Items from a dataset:
= = =

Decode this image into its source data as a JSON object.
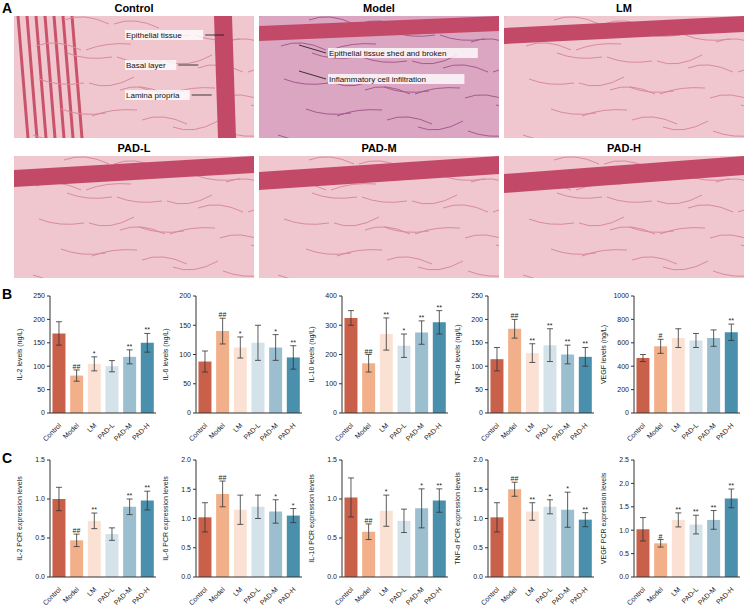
{
  "panel_a": {
    "label": "A",
    "images": [
      {
        "title": "Control",
        "annotations": [
          "Epithelial tissue",
          "Basal layer",
          "Lamina propria"
        ]
      },
      {
        "title": "Model",
        "annotations": [
          "Epithelial tissue shed and broken",
          "Inflammatory cell infiltration"
        ]
      },
      {
        "title": "LM"
      },
      {
        "title": "PAD-L"
      },
      {
        "title": "PAD-M"
      },
      {
        "title": "PAD-H"
      }
    ]
  },
  "chart_data": [
    {
      "type": "bar",
      "panel": "B",
      "y_label": "IL-2 levels (ng/L)",
      "categories": [
        "Control",
        "Model",
        "LM",
        "PAD-L",
        "PAD-M",
        "PAD-H"
      ],
      "colors": [
        "#c9604a",
        "#f2b08a",
        "#fbe1d3",
        "#d4e3ea",
        "#9cbfcf",
        "#4a8fab"
      ],
      "values": [
        170,
        80,
        105,
        100,
        120,
        150
      ],
      "errors": [
        25,
        12,
        15,
        12,
        15,
        20
      ],
      "significance": [
        null,
        "##",
        "*",
        null,
        "**",
        "**"
      ],
      "ylim": [
        0,
        250
      ],
      "yticks": [
        0,
        50,
        100,
        150,
        200,
        250
      ]
    },
    {
      "type": "bar",
      "panel": "B",
      "y_label": "IL-6 levels (ng/L)",
      "categories": [
        "Control",
        "Model",
        "LM",
        "PAD-L",
        "PAD-M",
        "PAD-H"
      ],
      "colors": [
        "#c9604a",
        "#f2b08a",
        "#fbe1d3",
        "#d4e3ea",
        "#9cbfcf",
        "#4a8fab"
      ],
      "values": [
        88,
        140,
        112,
        120,
        112,
        95
      ],
      "errors": [
        18,
        22,
        18,
        30,
        22,
        20
      ],
      "significance": [
        null,
        "##",
        "*",
        null,
        "*",
        "**"
      ],
      "ylim": [
        0,
        200
      ],
      "yticks": [
        0,
        50,
        100,
        150,
        200
      ]
    },
    {
      "type": "bar",
      "panel": "B",
      "y_label": "IL-10 levels (ng/L)",
      "categories": [
        "Control",
        "Model",
        "LM",
        "PAD-L",
        "PAD-M",
        "PAD-H"
      ],
      "colors": [
        "#c9604a",
        "#f2b08a",
        "#fbe1d3",
        "#d4e3ea",
        "#9cbfcf",
        "#4a8fab"
      ],
      "values": [
        325,
        170,
        270,
        230,
        275,
        310
      ],
      "errors": [
        25,
        30,
        55,
        40,
        40,
        40
      ],
      "significance": [
        null,
        "##",
        "**",
        "*",
        "**",
        "**"
      ],
      "ylim": [
        0,
        400
      ],
      "yticks": [
        0,
        100,
        200,
        300,
        400
      ]
    },
    {
      "type": "bar",
      "panel": "B",
      "y_label": "TNF-α levels (ng/L)",
      "categories": [
        "Control",
        "Model",
        "LM",
        "PAD-L",
        "PAD-M",
        "PAD-H"
      ],
      "colors": [
        "#c9604a",
        "#f2b08a",
        "#fbe1d3",
        "#d4e3ea",
        "#9cbfcf",
        "#4a8fab"
      ],
      "values": [
        115,
        180,
        128,
        145,
        125,
        120
      ],
      "errors": [
        25,
        20,
        20,
        35,
        20,
        20
      ],
      "significance": [
        null,
        "##",
        "**",
        "**",
        "**",
        "**"
      ],
      "ylim": [
        0,
        250
      ],
      "yticks": [
        0,
        50,
        100,
        150,
        200,
        250
      ]
    },
    {
      "type": "bar",
      "panel": "B",
      "y_label": "VEGF levels (ng/L)",
      "categories": [
        "Control",
        "Model",
        "LM",
        "PAD-L",
        "PAD-M",
        "PAD-H"
      ],
      "colors": [
        "#c9604a",
        "#f2b08a",
        "#fbe1d3",
        "#d4e3ea",
        "#9cbfcf",
        "#4a8fab"
      ],
      "values": [
        470,
        570,
        640,
        620,
        640,
        690
      ],
      "errors": [
        30,
        60,
        80,
        60,
        70,
        70
      ],
      "significance": [
        null,
        "#",
        null,
        null,
        null,
        "**"
      ],
      "ylim": [
        0,
        1000
      ],
      "yticks": [
        0,
        200,
        400,
        600,
        800,
        1000
      ]
    },
    {
      "type": "bar",
      "panel": "C",
      "y_label": "IL-2 PCR expression levels",
      "categories": [
        "Control",
        "Model",
        "LM",
        "PAD-L",
        "PAD-M",
        "PAD-H"
      ],
      "colors": [
        "#c9604a",
        "#f2b08a",
        "#fbe1d3",
        "#d4e3ea",
        "#9cbfcf",
        "#4a8fab"
      ],
      "values": [
        1.0,
        0.47,
        0.72,
        0.55,
        0.9,
        0.98
      ],
      "errors": [
        0.15,
        0.08,
        0.1,
        0.08,
        0.1,
        0.12
      ],
      "significance": [
        null,
        "##",
        "**",
        null,
        "**",
        "**"
      ],
      "ylim": [
        0,
        1.5
      ],
      "yticks": [
        {
          "value": 0,
          "label": "0.0"
        },
        0.5,
        {
          "value": 1,
          "label": "1.0"
        },
        1.5
      ]
    },
    {
      "type": "bar",
      "panel": "C",
      "y_label": "IL-6 PCR expression levels",
      "categories": [
        "Control",
        "Model",
        "LM",
        "PAD-L",
        "PAD-M",
        "PAD-H"
      ],
      "colors": [
        "#c9604a",
        "#f2b08a",
        "#fbe1d3",
        "#d4e3ea",
        "#9cbfcf",
        "#4a8fab"
      ],
      "values": [
        1.02,
        1.42,
        1.15,
        1.2,
        1.12,
        1.05
      ],
      "errors": [
        0.25,
        0.22,
        0.25,
        0.2,
        0.2,
        0.12
      ],
      "significance": [
        null,
        "##",
        null,
        null,
        "*",
        "*"
      ],
      "ylim": [
        0,
        2
      ],
      "yticks": [
        {
          "value": 0,
          "label": "0.0"
        },
        0.5,
        {
          "value": 1,
          "label": "1.0"
        },
        1.5,
        {
          "value": 2,
          "label": "2.0"
        }
      ]
    },
    {
      "type": "bar",
      "panel": "C",
      "y_label": "IL-10 PCR expression levels",
      "categories": [
        "Control",
        "Model",
        "LM",
        "PAD-L",
        "PAD-M",
        "PAD-H"
      ],
      "colors": [
        "#c9604a",
        "#f2b08a",
        "#fbe1d3",
        "#d4e3ea",
        "#9cbfcf",
        "#4a8fab"
      ],
      "values": [
        1.02,
        0.58,
        0.85,
        0.72,
        0.88,
        0.98
      ],
      "errors": [
        0.25,
        0.1,
        0.2,
        0.15,
        0.25,
        0.15
      ],
      "significance": [
        null,
        "##",
        "*",
        null,
        "*",
        "**"
      ],
      "ylim": [
        0,
        1.5
      ],
      "yticks": [
        {
          "value": 0,
          "label": "0.0"
        },
        0.5,
        {
          "value": 1,
          "label": "1.0"
        },
        1.5
      ]
    },
    {
      "type": "bar",
      "panel": "C",
      "y_label": "TNF-α PCR expression levels",
      "categories": [
        "Control",
        "Model",
        "LM",
        "PAD-L",
        "PAD-M",
        "PAD-H"
      ],
      "colors": [
        "#c9604a",
        "#f2b08a",
        "#fbe1d3",
        "#d4e3ea",
        "#9cbfcf",
        "#4a8fab"
      ],
      "values": [
        1.02,
        1.5,
        1.12,
        1.2,
        1.15,
        0.98
      ],
      "errors": [
        0.25,
        0.12,
        0.15,
        0.12,
        0.3,
        0.12
      ],
      "significance": [
        null,
        "##",
        "**",
        "*",
        "*",
        "**"
      ],
      "ylim": [
        0,
        2
      ],
      "yticks": [
        {
          "value": 0,
          "label": "0.0"
        },
        0.5,
        {
          "value": 1,
          "label": "1.0"
        },
        1.5,
        {
          "value": 2,
          "label": "2.0"
        }
      ]
    },
    {
      "type": "bar",
      "panel": "C",
      "y_label": "VEGF PCR expression levels",
      "categories": [
        "Control",
        "Model",
        "LM",
        "PAD-L",
        "PAD-M",
        "PAD-H"
      ],
      "colors": [
        "#c9604a",
        "#f2b08a",
        "#fbe1d3",
        "#d4e3ea",
        "#9cbfcf",
        "#4a8fab"
      ],
      "values": [
        1.02,
        0.72,
        1.22,
        1.12,
        1.22,
        1.68
      ],
      "errors": [
        0.25,
        0.08,
        0.15,
        0.2,
        0.2,
        0.2
      ],
      "significance": [
        null,
        "#",
        "**",
        "**",
        "**",
        "**"
      ],
      "ylim": [
        0,
        2.5
      ],
      "yticks": [
        {
          "value": 0,
          "label": "0.0"
        },
        0.5,
        {
          "value": 1,
          "label": "1.0"
        },
        1.5,
        {
          "value": 2,
          "label": "2.0"
        },
        2.5
      ]
    }
  ]
}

= = =

Find all lines holding the string "tissue" and copy them.

# Solved problem
          "Epithelial tissue",
          "Epithelial tissue shed and broken",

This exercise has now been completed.